▸ **Stated exercise**
Write the next part of the forum thread below on the DeWalt miter saw and Diablo blade, continuing from where it stops.

** START OF Source extract **

# DeWalt 12 in sliding miter compound miter saw DWS779 and Diablo 60-tooth combination blade.



## Vtec44 (Feb 12, 2021)

This is more about the blade than the saw itself. I recently upgraded from a 15-year-old Chicago Electric 10" miter saw (don't judge) to a DeWalt 779. I thought the 32t blade that came with my DeWalt is pretty darn good until I upgrade to a Diablo 60t combination blade in addition to making a zero clearance plate. There's no tearing, chipping, or sanding is even needed especially working with plywood. Wow, cutting wood has never been more satisfying and oh so smooth. Everything is straight too hahaha... I also have an 80t fine finish blade but I may not even need it.


----------



## Tony B (Jul 30, 2008)

** END OF Source extract **
** START OF Supplied data **

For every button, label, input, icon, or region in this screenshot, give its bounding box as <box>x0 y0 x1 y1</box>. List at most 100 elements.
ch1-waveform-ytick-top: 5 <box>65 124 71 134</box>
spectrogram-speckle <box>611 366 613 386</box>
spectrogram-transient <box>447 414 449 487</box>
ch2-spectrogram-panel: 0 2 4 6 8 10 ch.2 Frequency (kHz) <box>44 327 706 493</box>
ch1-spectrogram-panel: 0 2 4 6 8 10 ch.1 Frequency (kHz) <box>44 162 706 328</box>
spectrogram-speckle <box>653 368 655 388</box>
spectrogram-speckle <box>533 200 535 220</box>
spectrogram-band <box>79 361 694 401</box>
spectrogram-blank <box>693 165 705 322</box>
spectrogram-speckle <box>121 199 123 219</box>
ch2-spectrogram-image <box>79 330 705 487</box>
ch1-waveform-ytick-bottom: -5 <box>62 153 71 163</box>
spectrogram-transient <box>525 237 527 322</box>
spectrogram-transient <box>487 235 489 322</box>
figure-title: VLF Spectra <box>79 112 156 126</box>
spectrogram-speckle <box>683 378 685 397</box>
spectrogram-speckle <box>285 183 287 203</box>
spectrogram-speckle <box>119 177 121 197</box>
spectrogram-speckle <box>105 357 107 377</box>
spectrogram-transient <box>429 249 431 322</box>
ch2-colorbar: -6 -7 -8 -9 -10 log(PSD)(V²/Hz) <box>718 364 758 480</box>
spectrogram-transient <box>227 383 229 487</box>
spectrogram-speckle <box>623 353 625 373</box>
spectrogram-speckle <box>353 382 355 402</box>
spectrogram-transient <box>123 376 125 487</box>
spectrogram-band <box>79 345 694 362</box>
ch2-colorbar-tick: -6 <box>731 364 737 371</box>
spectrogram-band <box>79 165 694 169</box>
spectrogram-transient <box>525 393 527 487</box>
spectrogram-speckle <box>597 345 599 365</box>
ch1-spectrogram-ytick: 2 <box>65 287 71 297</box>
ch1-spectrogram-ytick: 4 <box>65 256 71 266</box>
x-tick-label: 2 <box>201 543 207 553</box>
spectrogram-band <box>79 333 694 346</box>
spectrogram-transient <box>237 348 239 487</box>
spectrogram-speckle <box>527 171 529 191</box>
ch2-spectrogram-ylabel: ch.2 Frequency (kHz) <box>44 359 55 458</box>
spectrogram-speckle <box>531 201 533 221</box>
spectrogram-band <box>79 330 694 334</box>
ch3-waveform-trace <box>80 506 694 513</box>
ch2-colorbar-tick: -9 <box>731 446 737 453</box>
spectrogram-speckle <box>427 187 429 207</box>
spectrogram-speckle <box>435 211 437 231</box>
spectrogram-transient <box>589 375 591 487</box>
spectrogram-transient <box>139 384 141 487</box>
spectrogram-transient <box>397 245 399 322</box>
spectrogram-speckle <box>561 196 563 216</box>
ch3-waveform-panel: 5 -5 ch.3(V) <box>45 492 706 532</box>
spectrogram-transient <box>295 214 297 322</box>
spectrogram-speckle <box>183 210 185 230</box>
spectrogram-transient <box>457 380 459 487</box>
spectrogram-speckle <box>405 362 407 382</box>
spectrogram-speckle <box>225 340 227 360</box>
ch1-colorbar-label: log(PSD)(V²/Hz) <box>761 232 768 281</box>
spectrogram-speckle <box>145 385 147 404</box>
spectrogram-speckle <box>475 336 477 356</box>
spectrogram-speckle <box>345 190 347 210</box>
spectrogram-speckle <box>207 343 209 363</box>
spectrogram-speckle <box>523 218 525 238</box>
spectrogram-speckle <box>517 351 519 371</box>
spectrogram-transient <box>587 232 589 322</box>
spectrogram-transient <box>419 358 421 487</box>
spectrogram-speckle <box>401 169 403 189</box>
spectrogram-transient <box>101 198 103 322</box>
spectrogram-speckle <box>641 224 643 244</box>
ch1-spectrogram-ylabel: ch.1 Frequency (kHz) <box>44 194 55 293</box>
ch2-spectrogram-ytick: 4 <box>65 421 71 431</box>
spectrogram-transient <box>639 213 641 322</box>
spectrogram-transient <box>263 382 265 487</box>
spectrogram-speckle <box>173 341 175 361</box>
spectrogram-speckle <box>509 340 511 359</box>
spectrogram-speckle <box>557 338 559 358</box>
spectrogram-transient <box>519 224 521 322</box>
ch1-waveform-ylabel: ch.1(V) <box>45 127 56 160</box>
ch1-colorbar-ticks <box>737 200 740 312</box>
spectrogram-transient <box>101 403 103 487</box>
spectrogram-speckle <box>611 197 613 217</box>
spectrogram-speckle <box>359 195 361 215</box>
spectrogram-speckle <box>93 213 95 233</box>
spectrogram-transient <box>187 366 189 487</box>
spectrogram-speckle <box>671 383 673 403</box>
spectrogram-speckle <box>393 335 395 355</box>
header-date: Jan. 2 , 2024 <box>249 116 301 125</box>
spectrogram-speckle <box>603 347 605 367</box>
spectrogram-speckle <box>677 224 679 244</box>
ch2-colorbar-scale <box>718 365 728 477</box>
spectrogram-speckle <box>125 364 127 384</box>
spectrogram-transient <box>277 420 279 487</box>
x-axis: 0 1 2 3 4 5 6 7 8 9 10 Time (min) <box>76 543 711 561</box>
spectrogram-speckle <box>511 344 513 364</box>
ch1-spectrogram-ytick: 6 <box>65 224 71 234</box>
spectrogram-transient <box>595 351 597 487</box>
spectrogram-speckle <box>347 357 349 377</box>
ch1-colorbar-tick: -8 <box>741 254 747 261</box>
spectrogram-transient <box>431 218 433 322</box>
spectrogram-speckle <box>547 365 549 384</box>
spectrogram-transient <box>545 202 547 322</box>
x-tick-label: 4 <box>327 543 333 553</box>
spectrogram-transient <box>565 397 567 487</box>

** END OF Supplied data **

▸ **The response**
Diablo makes excellent blades. I had gone to a woodworking club meeting about 10 years ago. One night they had a guest speaker from Freud. He gave a great presentation and one of the things he talked about was the branding of 'Freud' and 'Diablo'. Freud was the premium brand and Diablo was the brand for the box stores. Both are excellent. Back then I didn't use either except for the Diablo Dado blades. They were great. Recently, I ordered a set of Diablo Dado blades from Amazon. I might have gotten the blades from a bad run. I returned them and to avoid this I bought the Freud brand. They are of a different design. Much heavier and cut beautifully. They work fine on my 1 3/4 HP table saw but not very good on my older Craftsman RAS.- too heavy. Not sure of the HP on the RAS. Not in shop this week.
As for daily usage, on my table saw I only use combination blades. I dont even know what is on my chop saw. It was given to me by a friend who didnt use it anymore.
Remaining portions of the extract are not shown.